**Your task**
Locate each line of the material that contains "atletico", then return it.

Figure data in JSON
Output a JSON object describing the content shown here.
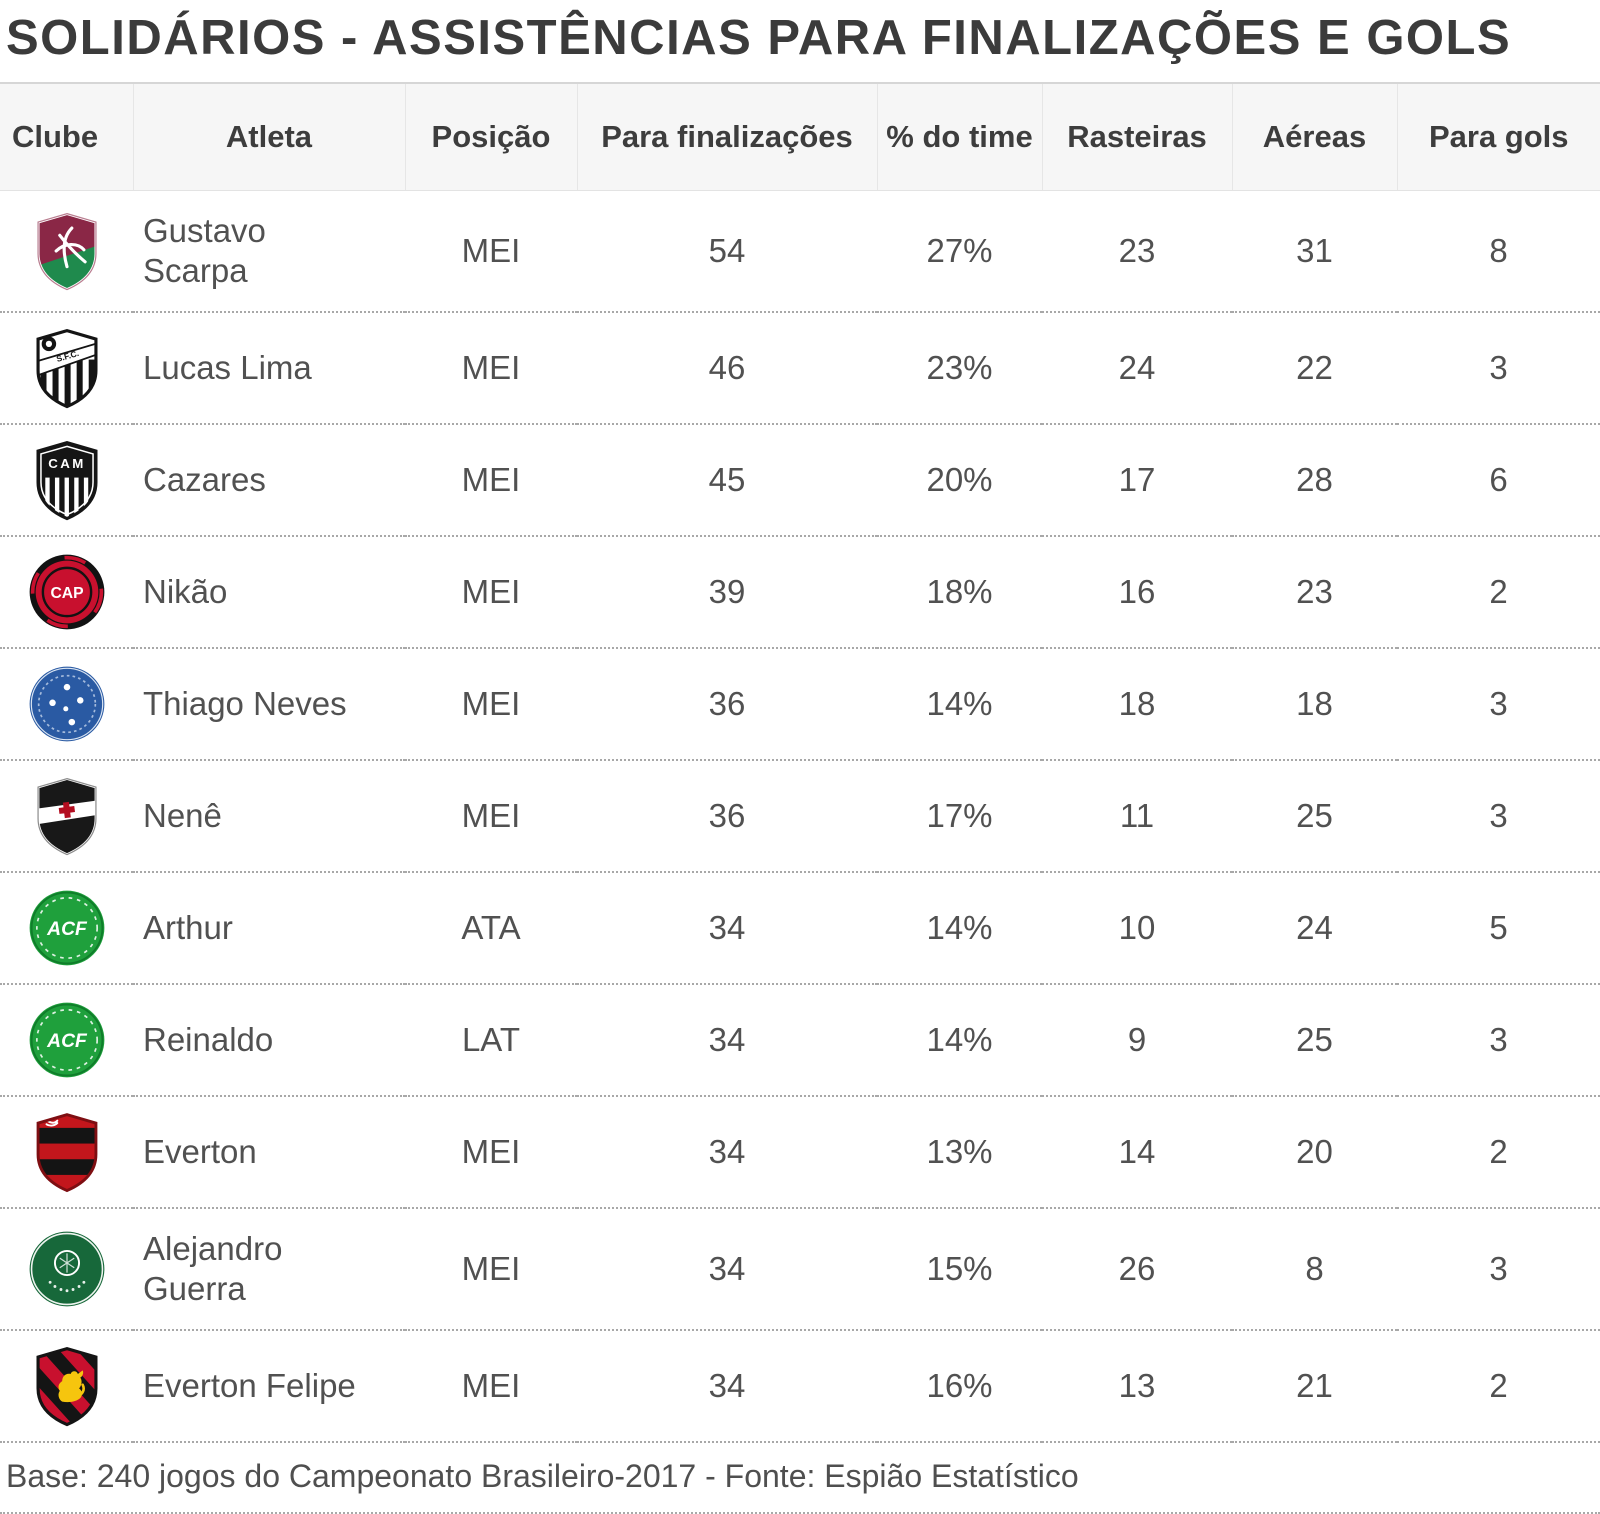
{
  "title": "SOLIDÁRIOS - ASSISTÊNCIAS PARA FINALIZAÇÕES E GOLS",
  "table": {
    "columns": [
      {
        "label": "Clube"
      },
      {
        "label": "Atleta"
      },
      {
        "label": "Posição"
      },
      {
        "label": "Para finalizações"
      },
      {
        "label": "% do time"
      },
      {
        "label": "Rasteiras"
      },
      {
        "label": "Aéreas"
      },
      {
        "label": "Para gols"
      }
    ],
    "rows": [
      {
        "club": "Fluminense",
        "club_id": "fluminense",
        "atleta": "Gustavo Scarpa",
        "posicao": "MEI",
        "para_finalizacoes": 54,
        "pct_do_time": "27%",
        "rasteiras": 23,
        "aereas": 31,
        "para_gols": 8
      },
      {
        "club": "Santos",
        "club_id": "santos",
        "atleta": "Lucas Lima",
        "posicao": "MEI",
        "para_finalizacoes": 46,
        "pct_do_time": "23%",
        "rasteiras": 24,
        "aereas": 22,
        "para_gols": 3
      },
      {
        "club": "Atlético-MG",
        "club_id": "atletico-mg",
        "atleta": "Cazares",
        "posicao": "MEI",
        "para_finalizacoes": 45,
        "pct_do_time": "20%",
        "rasteiras": 17,
        "aereas": 28,
        "para_gols": 6
      },
      {
        "club": "Atlético-PR",
        "club_id": "atletico-pr",
        "atleta": "Nikão",
        "posicao": "MEI",
        "para_finalizacoes": 39,
        "pct_do_time": "18%",
        "rasteiras": 16,
        "aereas": 23,
        "para_gols": 2
      },
      {
        "club": "Cruzeiro",
        "club_id": "cruzeiro",
        "atleta": "Thiago Neves",
        "posicao": "MEI",
        "para_finalizacoes": 36,
        "pct_do_time": "14%",
        "rasteiras": 18,
        "aereas": 18,
        "para_gols": 3
      },
      {
        "club": "Vasco",
        "club_id": "vasco",
        "atleta": "Nenê",
        "posicao": "MEI",
        "para_finalizacoes": 36,
        "pct_do_time": "17%",
        "rasteiras": 11,
        "aereas": 25,
        "para_gols": 3
      },
      {
        "club": "Chapecoense",
        "club_id": "chapecoense",
        "atleta": "Arthur",
        "posicao": "ATA",
        "para_finalizacoes": 34,
        "pct_do_time": "14%",
        "rasteiras": 10,
        "aereas": 24,
        "para_gols": 5
      },
      {
        "club": "Chapecoense",
        "club_id": "chapecoense",
        "atleta": "Reinaldo",
        "posicao": "LAT",
        "para_finalizacoes": 34,
        "pct_do_time": "14%",
        "rasteiras": 9,
        "aereas": 25,
        "para_gols": 3
      },
      {
        "club": "Flamengo",
        "club_id": "flamengo",
        "atleta": "Everton",
        "posicao": "MEI",
        "para_finalizacoes": 34,
        "pct_do_time": "13%",
        "rasteiras": 14,
        "aereas": 20,
        "para_gols": 2
      },
      {
        "club": "Palmeiras",
        "club_id": "palmeiras",
        "atleta": "Alejandro Guerra",
        "posicao": "MEI",
        "para_finalizacoes": 34,
        "pct_do_time": "15%",
        "rasteiras": 26,
        "aereas": 8,
        "para_gols": 3
      },
      {
        "club": "Sport",
        "club_id": "sport",
        "atleta": "Everton Felipe",
        "posicao": "MEI",
        "para_finalizacoes": 34,
        "pct_do_time": "16%",
        "rasteiras": 13,
        "aereas": 21,
        "para_gols": 2
      }
    ]
  },
  "footer": "Base: 240 jogos do Campeonato Brasileiro-2017 - Fonte: Espião Estatístico",
  "chart_data": {
    "type": "table",
    "title": "SOLIDÁRIOS - ASSISTÊNCIAS PARA FINALIZAÇÕES E GOLS",
    "columns": [
      "Clube",
      "Atleta",
      "Posição",
      "Para finalizações",
      "% do time",
      "Rasteiras",
      "Aéreas",
      "Para gols"
    ],
    "rows": [
      [
        "Fluminense",
        "Gustavo Scarpa",
        "MEI",
        54,
        "27%",
        23,
        31,
        8
      ],
      [
        "Santos",
        "Lucas Lima",
        "MEI",
        46,
        "23%",
        24,
        22,
        3
      ],
      [
        "Atlético-MG",
        "Cazares",
        "MEI",
        45,
        "20%",
        17,
        28,
        6
      ],
      [
        "Atlético-PR",
        "Nikão",
        "MEI",
        39,
        "18%",
        16,
        23,
        2
      ],
      [
        "Cruzeiro",
        "Thiago Neves",
        "MEI",
        36,
        "14%",
        18,
        18,
        3
      ],
      [
        "Vasco",
        "Nenê",
        "MEI",
        36,
        "17%",
        11,
        25,
        3
      ],
      [
        "Chapecoense",
        "Arthur",
        "ATA",
        34,
        "14%",
        10,
        24,
        5
      ],
      [
        "Chapecoense",
        "Reinaldo",
        "LAT",
        34,
        "14%",
        9,
        25,
        3
      ],
      [
        "Flamengo",
        "Everton",
        "MEI",
        34,
        "13%",
        14,
        20,
        2
      ],
      [
        "Palmeiras",
        "Alejandro Guerra",
        "MEI",
        34,
        "15%",
        26,
        8,
        3
      ],
      [
        "Sport",
        "Everton Felipe",
        "MEI",
        34,
        "16%",
        13,
        21,
        2
      ]
    ],
    "source_note": "Base: 240 jogos do Campeonato Brasileiro-2017 - Fonte: Espião Estatístico"
  },
  "colors": {
    "title_text": "#3b3b3b",
    "header_bg": "#f6f6f6",
    "header_text": "#3d3d3d",
    "body_text": "#515151",
    "divider_dotted": "#a8a8a8"
  }
}
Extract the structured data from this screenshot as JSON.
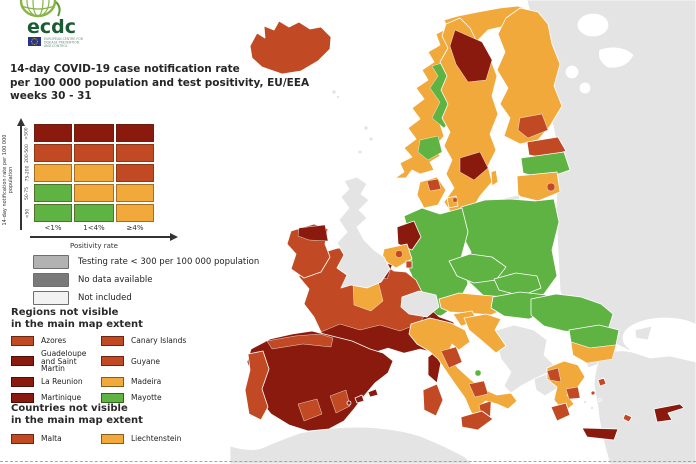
{
  "header": {
    "logo_text": "ecdc",
    "logo_sub_lines": [
      "EUROPEAN CENTRE FOR",
      "DISEASE PREVENTION",
      "AND CONTROL"
    ],
    "title_lines": [
      "14-day COVID-19 case notification rate",
      "per 100 000 population and test positivity, EU/EEA",
      "weeks 30 - 31"
    ]
  },
  "matrix_legend": {
    "y_axis_label": "14-day notification rate per 100 000 population",
    "x_axis_label": "Positivity rate",
    "row_labels": [
      ">500",
      "200-500",
      "75-200",
      "50-75",
      "<50"
    ],
    "col_labels": [
      "<1%",
      "1<4%",
      "≥4%"
    ],
    "cells": [
      [
        "dark_red",
        "dark_red",
        "dark_red"
      ],
      [
        "red",
        "red",
        "red"
      ],
      [
        "orange",
        "orange",
        "red"
      ],
      [
        "green",
        "orange",
        "orange"
      ],
      [
        "green",
        "green",
        "orange"
      ]
    ]
  },
  "legend_items": [
    {
      "label": "Testing rate < 300 per 100 000 population",
      "color_key": "gray_testing"
    },
    {
      "label": "No data available",
      "color_key": "gray_no_data"
    },
    {
      "label": "Not included",
      "color_key": "gray_not_included"
    }
  ],
  "regions_legend": {
    "title_lines": [
      "Regions not visible",
      "in the main map extent"
    ],
    "items": [
      {
        "label": "Azores",
        "color_key": "red"
      },
      {
        "label": "Canary Islands",
        "color_key": "red"
      },
      {
        "label": "Guadeloupe and Saint Martin",
        "color_key": "dark_red"
      },
      {
        "label": "Guyane",
        "color_key": "red"
      },
      {
        "label": "La Reunion",
        "color_key": "dark_red"
      },
      {
        "label": "Madeira",
        "color_key": "orange"
      },
      {
        "label": "Martinique",
        "color_key": "dark_red"
      },
      {
        "label": "Mayotte",
        "color_key": "green"
      }
    ]
  },
  "countries_legend": {
    "title_lines": [
      "Countries not visible",
      "in the main map extent"
    ],
    "items": [
      {
        "label": "Malta",
        "color_key": "red"
      },
      {
        "label": "Liechtenstein",
        "color_key": "orange"
      }
    ]
  },
  "palette": {
    "dark_red": "#8a1a0d",
    "red": "#c14a24",
    "orange": "#f2a93c",
    "green": "#5eb343",
    "gray_testing": "#b2b2b2",
    "gray_no_data": "#7a7a7a",
    "gray_not_included": "#f2f2f2",
    "land_gray": "#e4e4e4",
    "sea": "#ffffff",
    "logo_green": "#1a5c33",
    "globe_green": "#86b446",
    "eu_blue": "#27348b",
    "eu_star": "#ffd617"
  },
  "map_regions": {
    "russia-east-block": "land_gray",
    "black-sea": "sea",
    "crimea": "land_gray",
    "turkey": "land_gray",
    "turkey-west": "land_gray",
    "africa": "land_gray",
    "lake-1": "sea",
    "lake-2": "sea",
    "lake-3": "sea",
    "lake-4": "sea",
    "iceland": "red",
    "norway": "orange",
    "norway-inland-1": "green",
    "norway-inland-2": "green",
    "sweden": "orange",
    "sweden-north": "dark_red",
    "sweden-south-patch": "dark_red",
    "gotland": "orange",
    "finland": "orange",
    "finland-south-patch": "red",
    "estonia": "red",
    "latvia": "green",
    "lithuania": "orange",
    "lithuania-capital-patch": "red",
    "kaliningrad": "land_gray",
    "poland": "green",
    "germany": "green",
    "denmark": "orange",
    "denmark-patch": "red",
    "denmark-island": "orange",
    "denmark-island-patch": "red",
    "netherlands": "dark_red",
    "belgium": "orange",
    "belgium-patch": "red",
    "luxembourg": "red",
    "france": "red",
    "france-north-patch": "dark_red",
    "france-centre-patch": "orange",
    "france-south": "dark_red",
    "corsica": "dark_red",
    "sardinia": "red",
    "spain": "dark_red",
    "spain-north-coast": "red",
    "spain-west-patch": "red",
    "spain-southeast-patch": "red",
    "balearic-1": "dark_red",
    "balearic-2": "dark_red",
    "balearic-3": "dark_red",
    "portugal": "red",
    "ireland": "red",
    "ireland-north-patch": "dark_red",
    "united-kingdom": "land_gray",
    "faroe-1": "land_gray",
    "faroe-2": "land_gray",
    "shetland-1": "land_gray",
    "shetland-2": "land_gray",
    "hebrides-1": "land_gray",
    "switzerland": "land_gray",
    "austria": "orange",
    "czechia": "green",
    "slovakia": "green",
    "hungary": "green",
    "slovenia": "orange",
    "croatia": "orange",
    "italy": "orange",
    "italy-tuscany-patch": "red",
    "italy-molise-patch": "green",
    "italy-campania-patch": "red",
    "italy-calabria-patch": "red",
    "sicily": "red",
    "romania": "green",
    "bulgaria-north": "green",
    "bulgaria-south": "orange",
    "western-balkans": "land_gray",
    "albania-north-macedonia": "land_gray",
    "greece": "orange",
    "greece-west-patch": "red",
    "greece-attica-patch": "red",
    "peloponnese": "red",
    "crete": "dark_red",
    "lesbos": "red",
    "chios": "red",
    "rhodes": "red",
    "cyclades-1": "land_gray",
    "cyclades-2": "land_gray",
    "cyclades-3": "land_gray",
    "cyprus": "dark_red"
  }
}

**Written response**
        "club_id": "atletico-mg",
        "club_id": "atletico-pr",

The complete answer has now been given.